• Required work: Restate the data below word for word. Skip any images it contains.

(Saved entries)
---------------
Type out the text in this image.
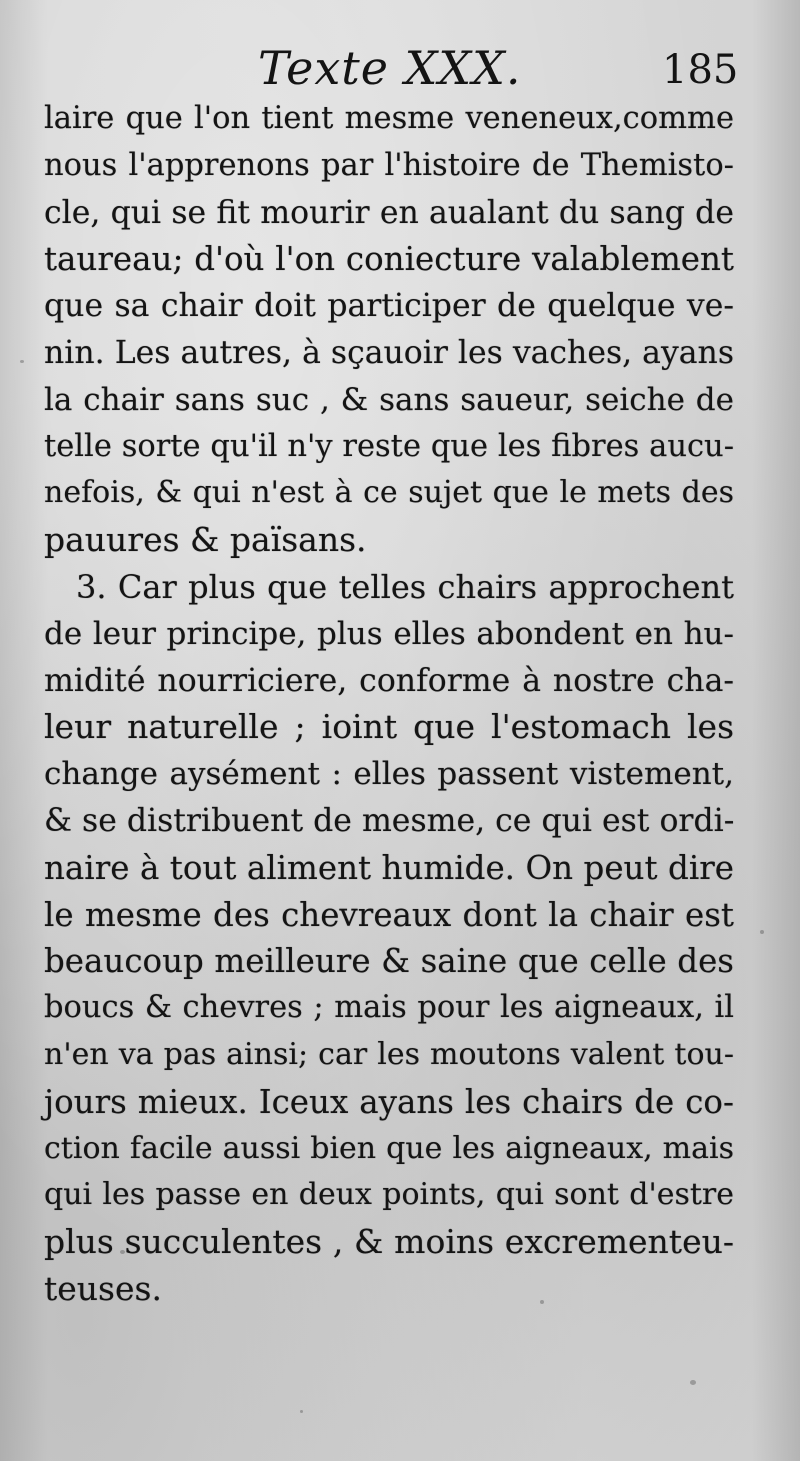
Texte XXX.	185
laire que l'on tient mesme veneneux,comme
nous l'apprenons par l'histoire de Themisto-
cle, qui se fit mourir en aualant du sang de
taureau; d'où l'on coniecture valablement
que sa chair doit participer de quelque ve-
nin. Les autres, à sçauoir les vaches, ayans
la chair sans suc , & sans saueur, seiche de
telle sorte qu'il n'y reste que les fibres aucu-
nefois, & qui n'est à ce sujet que le mets des
pauures & païsans.
3. Car plus que telles chairs approchent
de leur principe, plus elles abondent en hu-
midité nourriciere, conforme à nostre cha-
leur naturelle ; ioint que l'estomach les
change aysément : elles passent vistement,
& se distribuent de mesme, ce qui est ordi-
naire à tout aliment humide. On peut dire
le mesme des chevreaux dont la chair est
beaucoup meilleure & saine que celle des
boucs & chevres ; mais pour les aigneaux, il
n'en va pas ainsi; car les moutons valent tou-
jours mieux. Iceux ayans les chairs de co-
ction facile aussi bien que les aigneaux, mais
qui les passe en deux points, qui sont d'estre
plus succulentes , & moins excrementeu-
teuses.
---------------
• Task solution:
Type out the text in this image.
Texte XXX.	185
laire que l'on tient mesme veneneux,comme
nous l'apprenons par l'histoire de Themisto-
cle, qui se fit mourir en aualant du sang de
taureau; d'où l'on coniecture valablement
que sa chair doit participer de quelque ve-
nin. Les autres, à sçauoir les vaches, ayans
la chair sans suc , & sans saueur, seiche de
telle sorte qu'il n'y reste que les fibres aucu-
nefois, & qui n'est à ce sujet que le mets des
pauures & païsans.
3. Car plus que telles chairs approchent
de leur principe, plus elles abondent en hu-
midité nourriciere, conforme à nostre cha-
leur naturelle ; ioint que l'estomach les
change aysément : elles passent vistement,
& se distribuent de mesme, ce qui est ordi-
naire à tout aliment humide. On peut dire
le mesme des chevreaux dont la chair est
beaucoup meilleure & saine que celle des
boucs & chevres ; mais pour les aigneaux, il
n'en va pas ainsi; car les moutons valent tou-
jours mieux. Iceux ayans les chairs de co-
ction facile aussi bien que les aigneaux, mais
qui les passe en deux points, qui sont d'estre
plus succulentes , & moins excrementeu-
teuses.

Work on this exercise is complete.